Extracted data entries
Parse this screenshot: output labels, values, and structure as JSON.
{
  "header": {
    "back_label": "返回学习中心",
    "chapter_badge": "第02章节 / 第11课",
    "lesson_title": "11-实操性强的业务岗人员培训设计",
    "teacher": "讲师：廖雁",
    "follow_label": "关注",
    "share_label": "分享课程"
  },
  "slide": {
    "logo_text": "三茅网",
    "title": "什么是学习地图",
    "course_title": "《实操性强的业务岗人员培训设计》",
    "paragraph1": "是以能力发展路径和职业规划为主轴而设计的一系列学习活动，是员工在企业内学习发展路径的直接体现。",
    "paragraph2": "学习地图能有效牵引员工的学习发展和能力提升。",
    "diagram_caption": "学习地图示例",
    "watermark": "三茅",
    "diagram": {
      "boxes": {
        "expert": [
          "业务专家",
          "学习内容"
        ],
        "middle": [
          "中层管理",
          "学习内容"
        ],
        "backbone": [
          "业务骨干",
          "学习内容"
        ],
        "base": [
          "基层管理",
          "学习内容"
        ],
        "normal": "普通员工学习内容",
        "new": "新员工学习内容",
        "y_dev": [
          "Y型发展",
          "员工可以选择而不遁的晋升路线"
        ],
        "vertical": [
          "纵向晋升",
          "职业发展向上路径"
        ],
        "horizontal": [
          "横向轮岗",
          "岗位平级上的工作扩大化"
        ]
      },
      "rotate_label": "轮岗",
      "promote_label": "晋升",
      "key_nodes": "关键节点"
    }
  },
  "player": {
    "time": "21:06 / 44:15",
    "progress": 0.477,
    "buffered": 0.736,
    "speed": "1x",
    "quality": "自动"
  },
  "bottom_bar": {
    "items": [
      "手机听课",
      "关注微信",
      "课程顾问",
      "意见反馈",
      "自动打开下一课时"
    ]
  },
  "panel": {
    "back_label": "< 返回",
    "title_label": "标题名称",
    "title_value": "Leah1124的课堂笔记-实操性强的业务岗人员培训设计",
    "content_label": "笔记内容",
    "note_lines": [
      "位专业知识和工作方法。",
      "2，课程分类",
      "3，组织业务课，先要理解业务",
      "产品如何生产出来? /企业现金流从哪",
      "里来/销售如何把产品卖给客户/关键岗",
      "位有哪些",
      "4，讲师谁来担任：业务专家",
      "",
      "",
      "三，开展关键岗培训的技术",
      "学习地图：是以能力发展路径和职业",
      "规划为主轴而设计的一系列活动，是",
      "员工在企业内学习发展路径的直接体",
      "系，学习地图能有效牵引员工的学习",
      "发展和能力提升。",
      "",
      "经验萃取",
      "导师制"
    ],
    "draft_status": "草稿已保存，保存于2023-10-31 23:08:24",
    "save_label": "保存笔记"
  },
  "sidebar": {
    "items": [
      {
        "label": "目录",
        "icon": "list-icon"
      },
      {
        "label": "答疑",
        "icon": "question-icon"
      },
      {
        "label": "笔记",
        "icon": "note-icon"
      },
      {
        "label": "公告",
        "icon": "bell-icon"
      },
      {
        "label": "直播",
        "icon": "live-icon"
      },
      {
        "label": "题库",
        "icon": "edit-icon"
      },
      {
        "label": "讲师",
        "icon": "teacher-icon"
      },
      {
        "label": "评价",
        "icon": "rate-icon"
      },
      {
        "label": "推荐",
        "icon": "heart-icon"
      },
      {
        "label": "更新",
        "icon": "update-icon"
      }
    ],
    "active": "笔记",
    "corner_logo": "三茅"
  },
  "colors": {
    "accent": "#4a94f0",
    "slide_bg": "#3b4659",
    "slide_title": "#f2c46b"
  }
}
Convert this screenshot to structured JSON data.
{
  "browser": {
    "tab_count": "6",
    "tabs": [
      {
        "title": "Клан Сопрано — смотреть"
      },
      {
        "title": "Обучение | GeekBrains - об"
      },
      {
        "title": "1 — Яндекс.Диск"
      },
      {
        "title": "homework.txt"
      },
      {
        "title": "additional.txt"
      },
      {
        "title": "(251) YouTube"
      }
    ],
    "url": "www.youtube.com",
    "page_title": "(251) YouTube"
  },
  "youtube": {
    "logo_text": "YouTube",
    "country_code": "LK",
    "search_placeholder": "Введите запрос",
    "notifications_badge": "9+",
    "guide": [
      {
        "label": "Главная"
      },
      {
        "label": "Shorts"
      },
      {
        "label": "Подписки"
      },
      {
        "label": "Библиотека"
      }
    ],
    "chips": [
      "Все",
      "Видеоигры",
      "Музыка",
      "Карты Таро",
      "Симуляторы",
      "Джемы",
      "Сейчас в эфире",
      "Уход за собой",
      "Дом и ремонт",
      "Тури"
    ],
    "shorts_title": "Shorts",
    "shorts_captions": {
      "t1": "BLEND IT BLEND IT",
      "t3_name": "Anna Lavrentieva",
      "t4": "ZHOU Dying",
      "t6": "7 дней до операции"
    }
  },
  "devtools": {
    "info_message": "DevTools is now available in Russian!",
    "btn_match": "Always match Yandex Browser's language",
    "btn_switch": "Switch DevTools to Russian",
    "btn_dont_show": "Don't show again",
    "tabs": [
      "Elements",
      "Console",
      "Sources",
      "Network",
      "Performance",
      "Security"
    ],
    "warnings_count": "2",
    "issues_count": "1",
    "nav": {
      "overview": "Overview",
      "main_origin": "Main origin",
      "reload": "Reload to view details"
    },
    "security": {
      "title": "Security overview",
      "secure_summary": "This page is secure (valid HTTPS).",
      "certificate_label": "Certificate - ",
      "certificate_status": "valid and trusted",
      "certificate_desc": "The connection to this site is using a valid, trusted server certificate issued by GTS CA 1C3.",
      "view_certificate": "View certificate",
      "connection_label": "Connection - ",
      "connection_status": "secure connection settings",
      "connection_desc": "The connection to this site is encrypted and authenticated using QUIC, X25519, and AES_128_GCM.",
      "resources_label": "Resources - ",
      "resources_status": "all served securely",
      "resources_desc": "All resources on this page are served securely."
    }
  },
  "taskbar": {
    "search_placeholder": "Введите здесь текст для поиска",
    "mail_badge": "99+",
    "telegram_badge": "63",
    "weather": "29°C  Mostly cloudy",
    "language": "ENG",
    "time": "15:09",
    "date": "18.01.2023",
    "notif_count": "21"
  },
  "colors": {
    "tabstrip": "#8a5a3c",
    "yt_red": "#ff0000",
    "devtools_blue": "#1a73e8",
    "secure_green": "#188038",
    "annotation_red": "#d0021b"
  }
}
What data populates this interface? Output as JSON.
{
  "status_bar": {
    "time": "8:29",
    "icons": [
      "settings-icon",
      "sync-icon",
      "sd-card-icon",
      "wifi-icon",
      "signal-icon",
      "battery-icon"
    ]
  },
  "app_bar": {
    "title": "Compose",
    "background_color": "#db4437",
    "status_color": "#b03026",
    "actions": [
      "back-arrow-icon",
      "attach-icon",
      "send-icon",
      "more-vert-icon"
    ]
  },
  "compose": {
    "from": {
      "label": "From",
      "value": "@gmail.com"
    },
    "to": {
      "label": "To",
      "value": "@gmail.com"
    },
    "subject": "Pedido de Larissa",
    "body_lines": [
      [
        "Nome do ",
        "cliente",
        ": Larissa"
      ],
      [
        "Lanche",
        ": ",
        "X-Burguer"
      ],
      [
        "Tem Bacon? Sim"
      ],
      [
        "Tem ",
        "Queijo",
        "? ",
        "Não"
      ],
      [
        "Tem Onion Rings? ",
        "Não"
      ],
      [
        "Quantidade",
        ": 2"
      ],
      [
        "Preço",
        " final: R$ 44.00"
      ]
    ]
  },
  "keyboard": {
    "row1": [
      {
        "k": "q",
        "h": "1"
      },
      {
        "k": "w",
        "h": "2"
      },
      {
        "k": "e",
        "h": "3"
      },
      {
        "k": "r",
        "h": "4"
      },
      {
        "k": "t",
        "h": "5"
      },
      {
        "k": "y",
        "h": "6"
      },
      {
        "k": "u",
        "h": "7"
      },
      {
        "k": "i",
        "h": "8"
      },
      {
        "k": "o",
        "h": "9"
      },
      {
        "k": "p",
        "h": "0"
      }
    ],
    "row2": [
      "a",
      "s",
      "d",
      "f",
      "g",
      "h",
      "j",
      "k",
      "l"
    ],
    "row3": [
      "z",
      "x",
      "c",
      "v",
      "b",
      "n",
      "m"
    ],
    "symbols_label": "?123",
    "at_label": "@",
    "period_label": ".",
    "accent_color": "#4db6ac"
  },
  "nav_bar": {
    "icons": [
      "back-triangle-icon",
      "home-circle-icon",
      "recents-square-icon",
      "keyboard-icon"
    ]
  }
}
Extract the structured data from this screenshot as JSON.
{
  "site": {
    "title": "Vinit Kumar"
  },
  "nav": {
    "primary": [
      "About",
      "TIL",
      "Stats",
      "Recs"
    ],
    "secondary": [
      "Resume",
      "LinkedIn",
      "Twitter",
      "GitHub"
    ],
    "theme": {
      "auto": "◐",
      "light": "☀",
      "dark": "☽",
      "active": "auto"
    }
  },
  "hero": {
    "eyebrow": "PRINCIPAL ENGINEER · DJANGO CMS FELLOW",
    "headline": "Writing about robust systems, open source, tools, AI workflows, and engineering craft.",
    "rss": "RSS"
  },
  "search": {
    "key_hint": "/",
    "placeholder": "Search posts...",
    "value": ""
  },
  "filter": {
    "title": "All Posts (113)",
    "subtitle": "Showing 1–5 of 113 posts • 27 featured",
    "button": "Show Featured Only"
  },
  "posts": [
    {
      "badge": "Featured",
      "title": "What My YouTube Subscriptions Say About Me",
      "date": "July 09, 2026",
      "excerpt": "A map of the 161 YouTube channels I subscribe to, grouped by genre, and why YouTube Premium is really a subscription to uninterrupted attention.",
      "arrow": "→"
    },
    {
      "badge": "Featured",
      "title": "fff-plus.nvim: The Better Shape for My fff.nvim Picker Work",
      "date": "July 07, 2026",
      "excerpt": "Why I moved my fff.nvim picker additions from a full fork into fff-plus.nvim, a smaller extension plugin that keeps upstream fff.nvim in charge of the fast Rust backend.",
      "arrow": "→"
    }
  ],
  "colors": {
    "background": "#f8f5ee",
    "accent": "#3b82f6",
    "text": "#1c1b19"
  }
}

» Task requirements
Collect the complete line wherever the string "served" appears in the records.

» Written response
      "resources_status": "all served securely",
      "resources_desc": "All resources on this page are served securely."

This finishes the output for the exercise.